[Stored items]
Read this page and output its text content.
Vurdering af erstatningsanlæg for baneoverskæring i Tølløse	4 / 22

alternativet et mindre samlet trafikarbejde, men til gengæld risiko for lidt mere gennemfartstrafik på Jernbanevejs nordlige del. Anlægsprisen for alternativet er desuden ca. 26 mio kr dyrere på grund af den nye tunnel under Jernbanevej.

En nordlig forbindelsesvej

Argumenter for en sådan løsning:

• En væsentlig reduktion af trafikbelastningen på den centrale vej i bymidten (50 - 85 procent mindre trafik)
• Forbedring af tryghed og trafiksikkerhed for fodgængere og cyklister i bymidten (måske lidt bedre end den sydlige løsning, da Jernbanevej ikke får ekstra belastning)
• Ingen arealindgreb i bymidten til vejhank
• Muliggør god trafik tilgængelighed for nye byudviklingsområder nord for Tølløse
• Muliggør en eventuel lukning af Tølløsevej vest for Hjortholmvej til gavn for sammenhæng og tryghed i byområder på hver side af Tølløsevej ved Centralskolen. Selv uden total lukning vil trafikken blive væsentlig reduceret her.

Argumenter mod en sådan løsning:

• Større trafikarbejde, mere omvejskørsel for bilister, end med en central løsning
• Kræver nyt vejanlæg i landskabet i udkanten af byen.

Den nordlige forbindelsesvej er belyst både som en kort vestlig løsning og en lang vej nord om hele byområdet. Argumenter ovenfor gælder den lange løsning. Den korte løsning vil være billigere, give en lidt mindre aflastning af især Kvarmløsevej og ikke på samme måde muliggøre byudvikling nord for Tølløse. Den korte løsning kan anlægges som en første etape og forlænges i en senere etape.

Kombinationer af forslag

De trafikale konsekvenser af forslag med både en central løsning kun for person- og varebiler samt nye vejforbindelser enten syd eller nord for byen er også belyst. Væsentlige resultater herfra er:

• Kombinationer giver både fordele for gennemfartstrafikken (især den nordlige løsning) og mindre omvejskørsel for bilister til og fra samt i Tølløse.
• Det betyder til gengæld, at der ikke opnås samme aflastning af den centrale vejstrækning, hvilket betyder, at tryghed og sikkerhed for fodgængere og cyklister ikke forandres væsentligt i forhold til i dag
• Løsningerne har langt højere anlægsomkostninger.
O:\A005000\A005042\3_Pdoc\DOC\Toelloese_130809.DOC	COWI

*What you need to do:* Pull out each line of the listing that holds the string "omvejskørsel".

*Finished task:*
• Større trafikarbejde, mere omvejskørsel for bilister, end med en central løsning
• Kombinationer giver både fordele for gennemfartstrafikken (især den nordlige løsning) og mindre omvejskørsel for bilister til og fra samt i Tølløse.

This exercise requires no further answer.